**Task goal**
Would you transcribe the whole listing exactly, minus its pictures?

**Data rows**
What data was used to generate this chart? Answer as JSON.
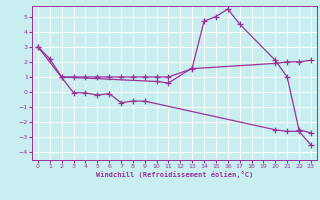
{
  "xlabel": "Windchill (Refroidissement éolien,°C)",
  "background_color": "#c8eef0",
  "grid_color": "#ffffff",
  "line_color": "#993399",
  "xlim": [
    -0.5,
    23.5
  ],
  "ylim": [
    -4.5,
    5.7
  ],
  "xticks": [
    0,
    1,
    2,
    3,
    4,
    5,
    6,
    7,
    8,
    9,
    10,
    11,
    12,
    13,
    14,
    15,
    16,
    17,
    18,
    19,
    20,
    21,
    22,
    23
  ],
  "yticks": [
    -4,
    -3,
    -2,
    -1,
    0,
    1,
    2,
    3,
    4,
    5
  ],
  "line1_x": [
    0,
    1,
    2,
    10,
    11,
    13,
    14,
    15,
    16,
    17,
    20,
    21,
    22,
    23
  ],
  "line1_y": [
    3.0,
    2.2,
    1.0,
    0.7,
    0.6,
    1.6,
    4.7,
    5.0,
    5.5,
    4.5,
    2.1,
    1.0,
    -2.5,
    -2.7
  ],
  "line2_x": [
    2,
    3,
    4,
    5,
    6,
    7,
    8,
    9,
    10,
    11,
    13,
    20,
    21,
    22,
    23
  ],
  "line2_y": [
    1.0,
    1.0,
    1.0,
    1.0,
    1.0,
    1.0,
    1.0,
    1.0,
    1.0,
    1.0,
    1.55,
    1.9,
    2.0,
    2.0,
    2.1
  ],
  "line3_x": [
    0,
    3,
    4,
    5,
    6,
    7,
    8,
    9,
    20,
    21,
    22,
    23
  ],
  "line3_y": [
    3.0,
    -0.05,
    -0.05,
    -0.2,
    -0.1,
    -0.7,
    -0.6,
    -0.6,
    -2.5,
    -2.6,
    -2.6,
    -3.5
  ],
  "marker": "+",
  "markersize": 4,
  "linewidth": 0.9
}
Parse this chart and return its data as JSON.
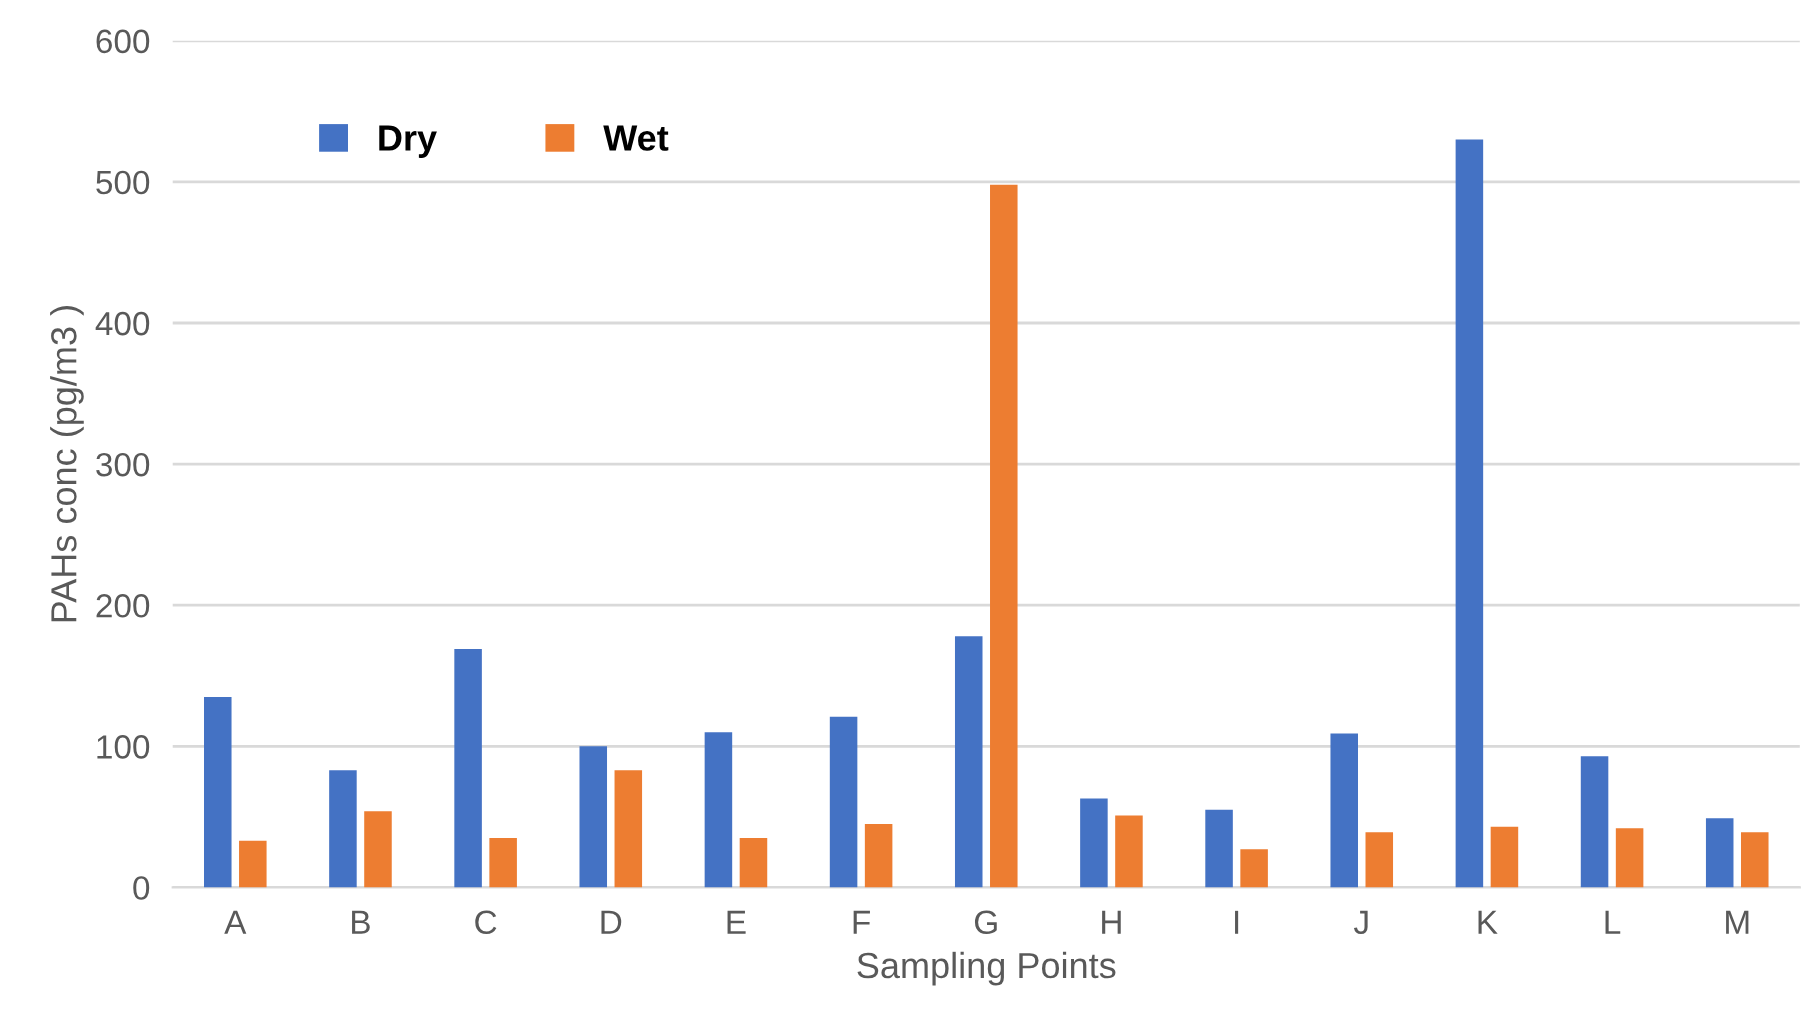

**Task solution**
What data was used to generate this chart? Answer as JSON.
{
  "xlabel": "Windchill (Refroidissement éolien,°C)",
  "background_color": "#c8eef0",
  "grid_color": "#ffffff",
  "line_color": "#993399",
  "xlim": [
    -0.5,
    23.5
  ],
  "ylim": [
    -4.5,
    5.7
  ],
  "xticks": [
    0,
    1,
    2,
    3,
    4,
    5,
    6,
    7,
    8,
    9,
    10,
    11,
    12,
    13,
    14,
    15,
    16,
    17,
    18,
    19,
    20,
    21,
    22,
    23
  ],
  "yticks": [
    -4,
    -3,
    -2,
    -1,
    0,
    1,
    2,
    3,
    4,
    5
  ],
  "line1_x": [
    0,
    1,
    2,
    10,
    11,
    13,
    14,
    15,
    16,
    17,
    20,
    21,
    22,
    23
  ],
  "line1_y": [
    3.0,
    2.2,
    1.0,
    0.7,
    0.6,
    1.6,
    4.7,
    5.0,
    5.5,
    4.5,
    2.1,
    1.0,
    -2.5,
    -2.7
  ],
  "line2_x": [
    2,
    3,
    4,
    5,
    6,
    7,
    8,
    9,
    10,
    11,
    13,
    20,
    21,
    22,
    23
  ],
  "line2_y": [
    1.0,
    1.0,
    1.0,
    1.0,
    1.0,
    1.0,
    1.0,
    1.0,
    1.0,
    1.0,
    1.55,
    1.9,
    2.0,
    2.0,
    2.1
  ],
  "line3_x": [
    0,
    3,
    4,
    5,
    6,
    7,
    8,
    9,
    20,
    21,
    22,
    23
  ],
  "line3_y": [
    3.0,
    -0.05,
    -0.05,
    -0.2,
    -0.1,
    -0.7,
    -0.6,
    -0.6,
    -2.5,
    -2.6,
    -2.6,
    -3.5
  ],
  "marker": "+",
  "markersize": 4,
  "linewidth": 0.9
}
Parse this chart and return its data as JSON.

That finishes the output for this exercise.